What you should do> Every line of the material is to be quoted verbatim, minus the pictures.

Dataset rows
* * * * * * *

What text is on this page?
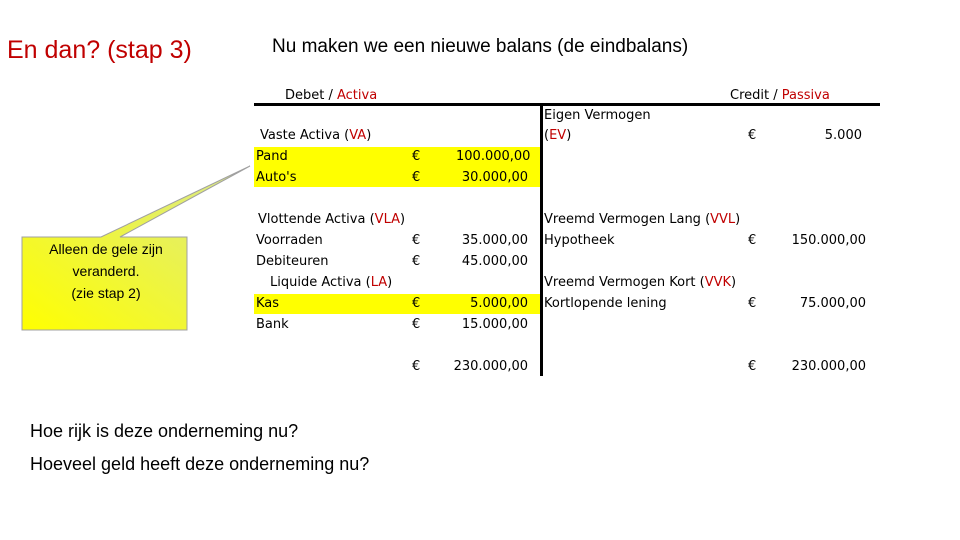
En dan? (stap 3)	Nu maken we een nieuwe balans (de eindbalans)
Alleen de gele zijn
veranderd.
(zie stap 2)
Debet / Activa	Credit / Passiva
Vaste Activa (VA)
Pand	€	100.000,00
Auto's	€	30.000,00
Vlottende Activa (VLA)
Voorraden	€	35.000,00
Debiteuren	€	45.000,00
Liquide Activa (LA)
Kas	€	5.000,00
Bank	€	15.000,00
€	230.000,00
Eigen Vermogen
(EV)	€	5.000
Vreemd Vermogen Lang (VVL)
Hypotheek	€	150.000,00
Vreemd Vermogen Kort (VVK)
Kortlopende lening	€	75.000,00
€	230.000,00
Hoe rijk is deze onderneming nu?
Hoeveel geld heeft deze onderneming nu?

* * * * * * *

Complete output>
What text is on this page?
En dan? (stap 3)	Nu maken we een nieuwe balans (de eindbalans)
Alleen de gele zijn
veranderd.
(zie stap 2)
Debet / Activa	Credit / Passiva
Vaste Activa (VA)
Pand	€	100.000,00
Auto's	€	30.000,00
Vlottende Activa (VLA)
Voorraden	€	35.000,00
Debiteuren	€	45.000,00
Liquide Activa (LA)
Kas	€	5.000,00
Bank	€	15.000,00
€	230.000,00
Eigen Vermogen
(EV)	€	5.000
Vreemd Vermogen Lang (VVL)
Hypotheek	€	150.000,00
Vreemd Vermogen Kort (VVK)
Kortlopende lening	€	75.000,00
€	230.000,00
Hoe rijk is deze onderneming nu?
Hoeveel geld heeft deze onderneming nu?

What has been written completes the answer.